#### RECORD EXCERPTS

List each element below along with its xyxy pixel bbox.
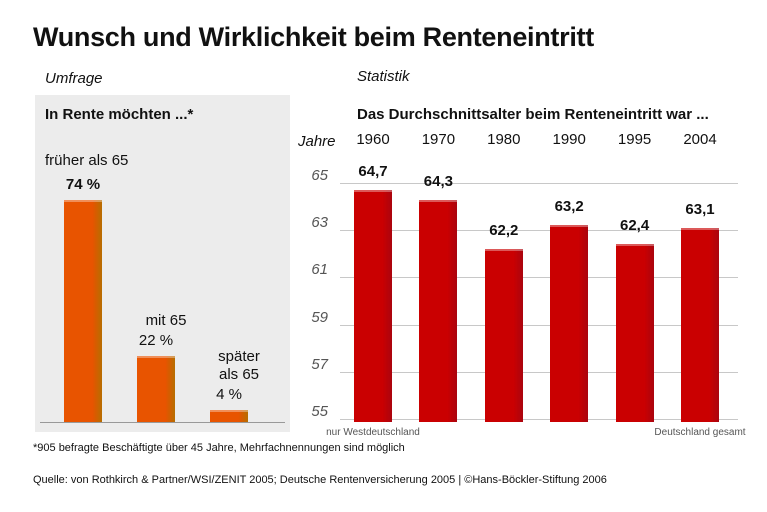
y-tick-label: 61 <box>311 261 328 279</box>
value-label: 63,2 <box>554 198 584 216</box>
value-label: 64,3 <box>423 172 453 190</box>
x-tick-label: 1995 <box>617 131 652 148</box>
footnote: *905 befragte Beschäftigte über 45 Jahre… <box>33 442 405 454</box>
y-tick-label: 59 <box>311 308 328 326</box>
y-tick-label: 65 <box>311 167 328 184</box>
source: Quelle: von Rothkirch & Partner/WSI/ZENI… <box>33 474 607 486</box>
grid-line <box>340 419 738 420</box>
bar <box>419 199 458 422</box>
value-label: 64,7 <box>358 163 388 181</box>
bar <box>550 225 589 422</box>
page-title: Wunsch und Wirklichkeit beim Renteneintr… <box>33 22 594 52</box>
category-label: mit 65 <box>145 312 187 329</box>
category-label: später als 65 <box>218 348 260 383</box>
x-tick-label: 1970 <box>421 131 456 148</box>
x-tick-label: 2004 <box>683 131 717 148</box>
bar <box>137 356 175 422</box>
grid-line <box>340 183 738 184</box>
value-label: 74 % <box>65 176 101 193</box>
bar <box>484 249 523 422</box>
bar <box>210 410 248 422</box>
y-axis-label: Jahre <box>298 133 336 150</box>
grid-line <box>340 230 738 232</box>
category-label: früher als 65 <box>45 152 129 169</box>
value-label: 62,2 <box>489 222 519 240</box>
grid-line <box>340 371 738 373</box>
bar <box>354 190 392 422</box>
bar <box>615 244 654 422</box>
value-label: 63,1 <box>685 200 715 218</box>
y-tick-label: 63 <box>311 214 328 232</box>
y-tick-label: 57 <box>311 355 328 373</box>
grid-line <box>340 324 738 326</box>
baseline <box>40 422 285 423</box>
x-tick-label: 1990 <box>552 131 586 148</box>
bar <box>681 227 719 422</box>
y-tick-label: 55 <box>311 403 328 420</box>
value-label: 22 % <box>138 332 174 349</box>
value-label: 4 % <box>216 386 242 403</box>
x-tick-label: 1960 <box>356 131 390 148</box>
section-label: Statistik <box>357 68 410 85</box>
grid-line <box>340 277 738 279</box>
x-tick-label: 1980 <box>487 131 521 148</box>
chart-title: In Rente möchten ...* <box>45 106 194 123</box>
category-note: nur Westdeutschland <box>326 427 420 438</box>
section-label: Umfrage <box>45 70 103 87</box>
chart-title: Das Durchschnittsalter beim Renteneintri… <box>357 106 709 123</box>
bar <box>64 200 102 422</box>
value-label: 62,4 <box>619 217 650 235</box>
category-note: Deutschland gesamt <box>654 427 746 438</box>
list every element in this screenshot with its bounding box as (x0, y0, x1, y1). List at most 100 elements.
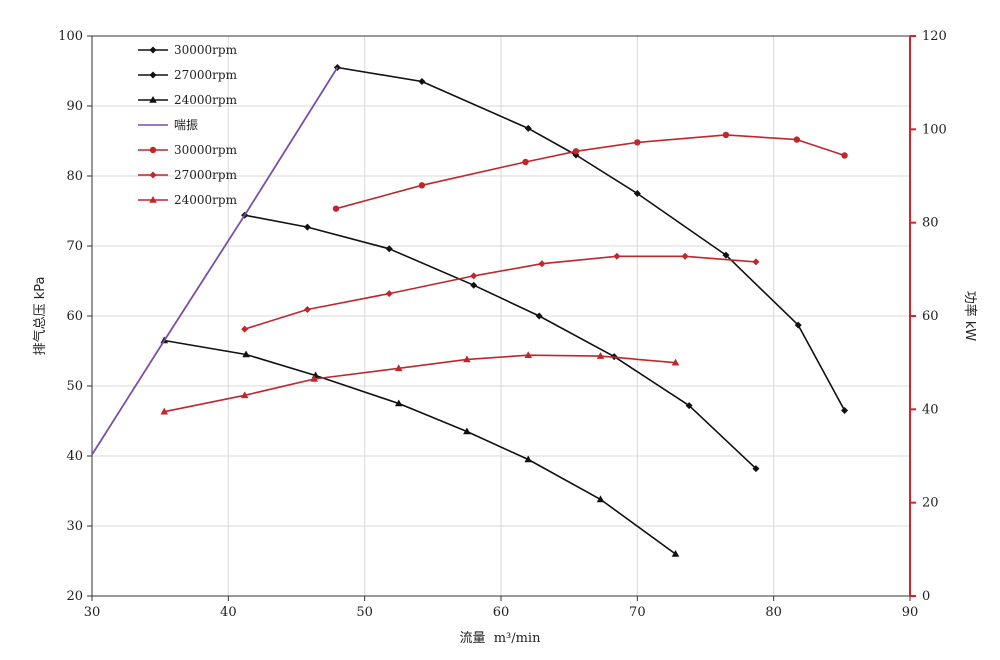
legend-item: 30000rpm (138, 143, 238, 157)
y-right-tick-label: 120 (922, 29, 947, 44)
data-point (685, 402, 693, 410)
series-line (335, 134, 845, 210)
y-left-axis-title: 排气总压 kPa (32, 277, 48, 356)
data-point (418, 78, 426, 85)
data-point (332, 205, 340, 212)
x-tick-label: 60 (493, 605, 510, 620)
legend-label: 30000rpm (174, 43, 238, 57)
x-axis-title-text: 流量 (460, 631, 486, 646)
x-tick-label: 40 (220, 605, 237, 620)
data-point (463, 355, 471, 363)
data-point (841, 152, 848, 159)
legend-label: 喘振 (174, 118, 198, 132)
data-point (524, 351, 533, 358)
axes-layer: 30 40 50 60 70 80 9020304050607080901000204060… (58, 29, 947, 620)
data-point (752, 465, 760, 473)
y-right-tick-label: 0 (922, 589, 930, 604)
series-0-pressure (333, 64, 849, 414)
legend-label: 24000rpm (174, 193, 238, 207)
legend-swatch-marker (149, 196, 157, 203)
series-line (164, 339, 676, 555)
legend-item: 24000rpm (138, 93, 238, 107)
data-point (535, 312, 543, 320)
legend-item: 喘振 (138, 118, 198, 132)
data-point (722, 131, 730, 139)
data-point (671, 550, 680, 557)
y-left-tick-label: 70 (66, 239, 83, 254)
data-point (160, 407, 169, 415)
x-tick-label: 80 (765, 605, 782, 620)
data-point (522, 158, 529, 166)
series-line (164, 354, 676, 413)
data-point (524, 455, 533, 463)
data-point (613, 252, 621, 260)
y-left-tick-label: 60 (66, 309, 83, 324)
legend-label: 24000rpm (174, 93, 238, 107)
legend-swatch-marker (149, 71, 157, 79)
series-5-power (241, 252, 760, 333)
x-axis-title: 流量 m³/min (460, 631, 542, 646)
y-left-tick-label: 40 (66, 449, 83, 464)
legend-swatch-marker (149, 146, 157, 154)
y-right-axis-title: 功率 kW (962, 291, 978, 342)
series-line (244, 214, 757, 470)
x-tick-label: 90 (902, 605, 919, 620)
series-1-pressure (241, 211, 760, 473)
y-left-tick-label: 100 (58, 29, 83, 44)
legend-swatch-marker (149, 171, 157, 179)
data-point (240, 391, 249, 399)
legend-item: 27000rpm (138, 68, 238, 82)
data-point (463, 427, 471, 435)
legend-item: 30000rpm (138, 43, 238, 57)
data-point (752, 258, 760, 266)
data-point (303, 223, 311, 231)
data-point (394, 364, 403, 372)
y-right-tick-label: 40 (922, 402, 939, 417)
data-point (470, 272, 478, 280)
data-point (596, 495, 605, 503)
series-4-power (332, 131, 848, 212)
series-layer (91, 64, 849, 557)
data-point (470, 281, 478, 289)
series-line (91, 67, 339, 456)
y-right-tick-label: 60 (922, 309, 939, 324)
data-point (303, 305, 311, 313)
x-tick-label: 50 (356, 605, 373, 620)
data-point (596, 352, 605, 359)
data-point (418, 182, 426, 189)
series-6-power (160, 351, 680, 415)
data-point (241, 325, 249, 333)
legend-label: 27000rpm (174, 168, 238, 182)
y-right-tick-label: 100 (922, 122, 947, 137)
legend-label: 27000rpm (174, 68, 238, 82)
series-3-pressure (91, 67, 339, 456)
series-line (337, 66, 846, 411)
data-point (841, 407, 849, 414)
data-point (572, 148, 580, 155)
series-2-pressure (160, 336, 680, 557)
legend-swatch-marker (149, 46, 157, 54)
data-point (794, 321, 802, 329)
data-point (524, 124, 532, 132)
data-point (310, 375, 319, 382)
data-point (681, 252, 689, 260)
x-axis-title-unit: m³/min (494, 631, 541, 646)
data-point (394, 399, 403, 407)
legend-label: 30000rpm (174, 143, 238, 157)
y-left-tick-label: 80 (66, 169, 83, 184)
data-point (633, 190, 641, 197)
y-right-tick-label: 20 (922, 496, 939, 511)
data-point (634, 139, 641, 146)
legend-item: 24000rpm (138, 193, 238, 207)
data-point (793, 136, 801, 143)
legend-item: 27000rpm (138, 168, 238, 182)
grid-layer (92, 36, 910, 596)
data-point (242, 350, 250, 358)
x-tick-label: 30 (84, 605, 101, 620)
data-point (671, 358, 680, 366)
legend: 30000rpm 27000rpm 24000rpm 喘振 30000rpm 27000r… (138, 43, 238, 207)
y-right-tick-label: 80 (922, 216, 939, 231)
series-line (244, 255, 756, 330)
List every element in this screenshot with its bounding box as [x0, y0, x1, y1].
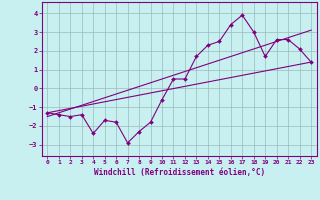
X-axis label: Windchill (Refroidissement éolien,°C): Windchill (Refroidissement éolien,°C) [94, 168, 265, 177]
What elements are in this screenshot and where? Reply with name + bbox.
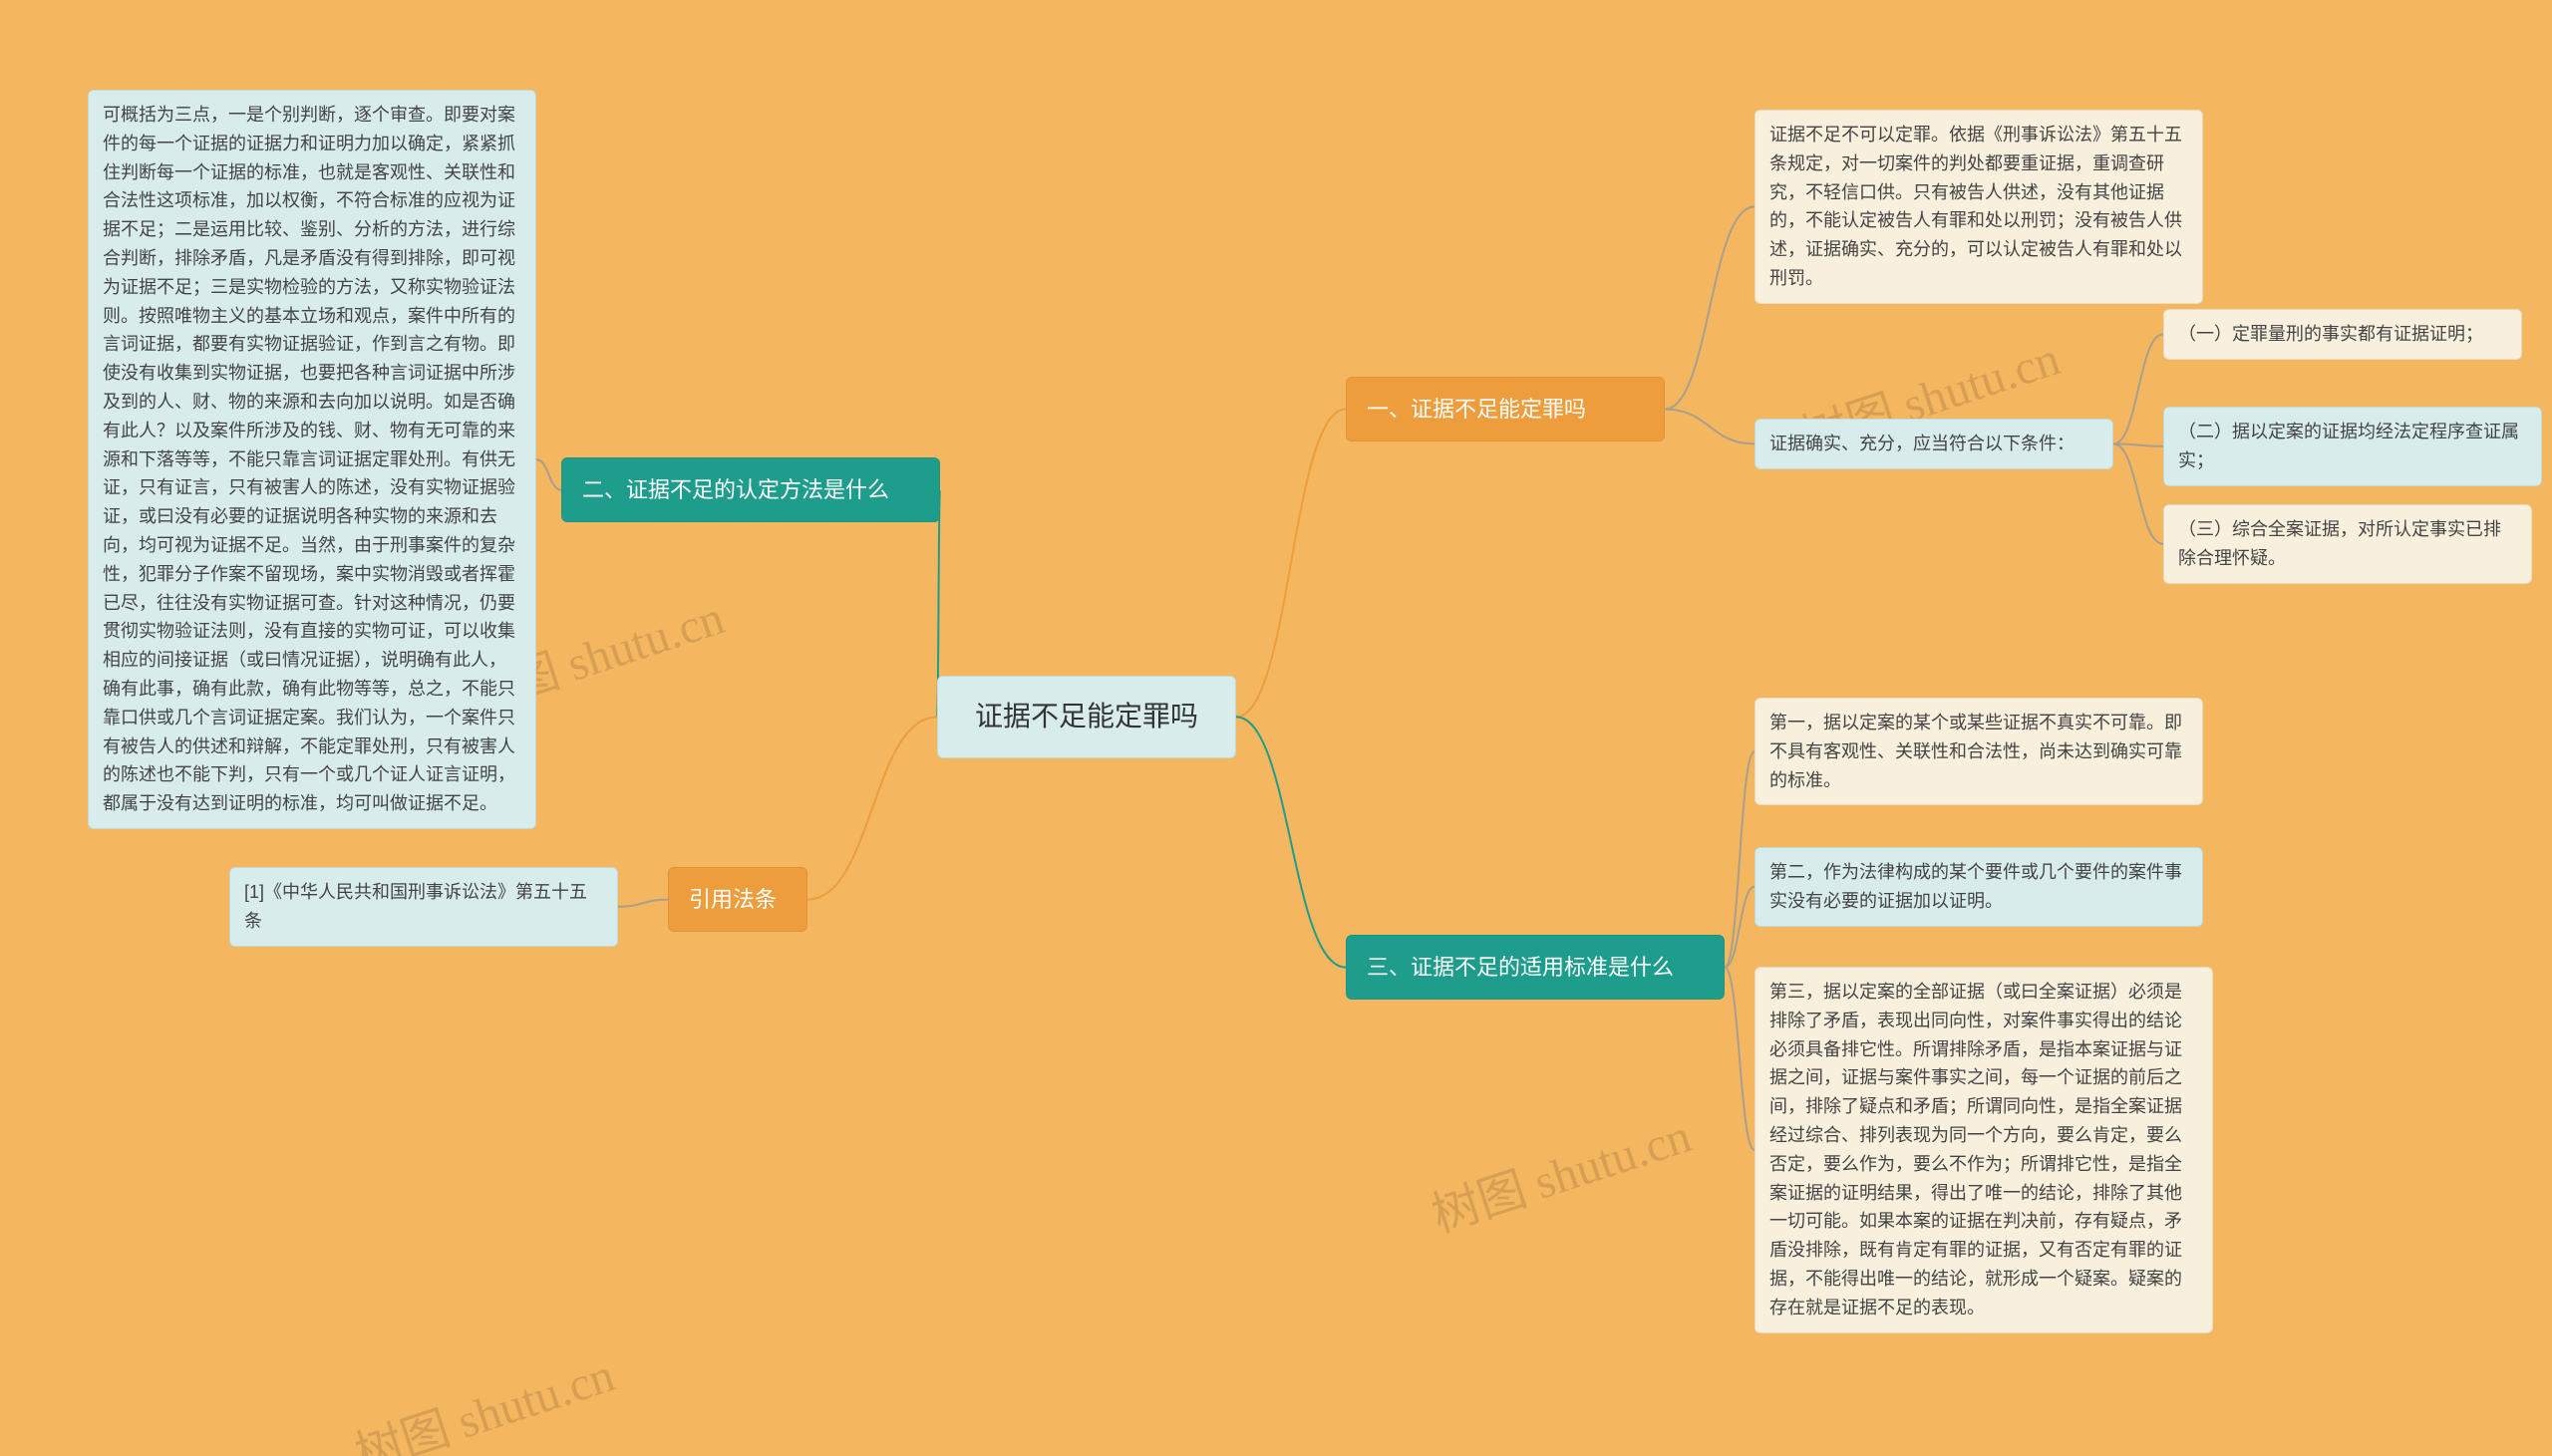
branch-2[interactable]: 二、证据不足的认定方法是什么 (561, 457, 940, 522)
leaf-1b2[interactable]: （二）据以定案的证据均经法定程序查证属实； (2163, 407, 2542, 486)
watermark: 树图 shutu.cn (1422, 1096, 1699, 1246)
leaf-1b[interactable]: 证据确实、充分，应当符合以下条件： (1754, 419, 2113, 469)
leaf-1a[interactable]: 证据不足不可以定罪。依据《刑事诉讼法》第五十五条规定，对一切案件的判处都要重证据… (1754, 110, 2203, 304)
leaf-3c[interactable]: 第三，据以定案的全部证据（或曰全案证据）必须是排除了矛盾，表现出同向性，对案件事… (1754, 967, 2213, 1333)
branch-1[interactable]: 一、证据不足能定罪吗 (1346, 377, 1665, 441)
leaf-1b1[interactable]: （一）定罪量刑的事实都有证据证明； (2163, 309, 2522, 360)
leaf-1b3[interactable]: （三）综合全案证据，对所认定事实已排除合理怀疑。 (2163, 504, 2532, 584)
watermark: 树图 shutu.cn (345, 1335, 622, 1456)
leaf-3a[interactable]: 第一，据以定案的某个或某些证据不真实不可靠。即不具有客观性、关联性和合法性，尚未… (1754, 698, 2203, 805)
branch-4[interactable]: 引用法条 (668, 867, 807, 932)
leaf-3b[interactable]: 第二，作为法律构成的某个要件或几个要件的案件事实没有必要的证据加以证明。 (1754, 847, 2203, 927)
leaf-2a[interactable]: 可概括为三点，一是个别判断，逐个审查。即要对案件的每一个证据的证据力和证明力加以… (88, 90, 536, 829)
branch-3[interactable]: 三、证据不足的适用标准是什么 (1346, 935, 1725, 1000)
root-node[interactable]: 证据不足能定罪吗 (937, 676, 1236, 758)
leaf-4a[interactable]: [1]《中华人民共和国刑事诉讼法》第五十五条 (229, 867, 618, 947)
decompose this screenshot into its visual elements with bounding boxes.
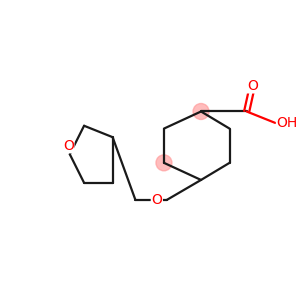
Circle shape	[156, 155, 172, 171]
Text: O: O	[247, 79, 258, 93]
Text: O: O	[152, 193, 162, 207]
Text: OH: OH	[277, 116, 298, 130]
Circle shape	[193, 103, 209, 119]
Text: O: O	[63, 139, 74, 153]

#### PROBLEM TO WORK ON
Recast the records between the lines holding "y-tick-label: 61 <box>311 261 328 279</box>" and "page-title: Wunsch und", inclusive, as a Markdown table with the columns No. and Entry. Give one numbered row per line and leave out blank lines.

#### ANSWER TO THIS EXERCISE
| No. | Entry |
|---|---|
| 1 | y-tick-label: 61 <box>311 261 328 279</box> |
| 2 | value-label: 63,2 <box>554 198 584 216</box> |
| 3 | value-label: 64,3 <box>423 172 453 190</box> |
| 4 | x-tick-label: 1995 <box>617 131 652 148</box> |
| 5 | footnote: *905 befragte Beschäftigte über 45 Jahre… <box>33 442 405 454</box> |
| 6 | y-tick-label: 59 <box>311 308 328 326</box> |
| 7 | y-tick-label: 65 <box>311 167 328 184</box> |
| 8 | source: Quelle: von Rothkirch & Partner/WSI/ZENI… <box>33 474 607 486</box> |
| 9 | grid-line <box>340 419 738 420</box> |
| 10 | bar <box>419 199 458 422</box> |
| 11 | value-label: 64,7 <box>358 163 388 181</box> |
| 12 | bar <box>550 225 589 422</box> |
| 13 | page-title: Wunsch und Wirklichkeit beim Renteneintr… <box>33 22 594 52</box> |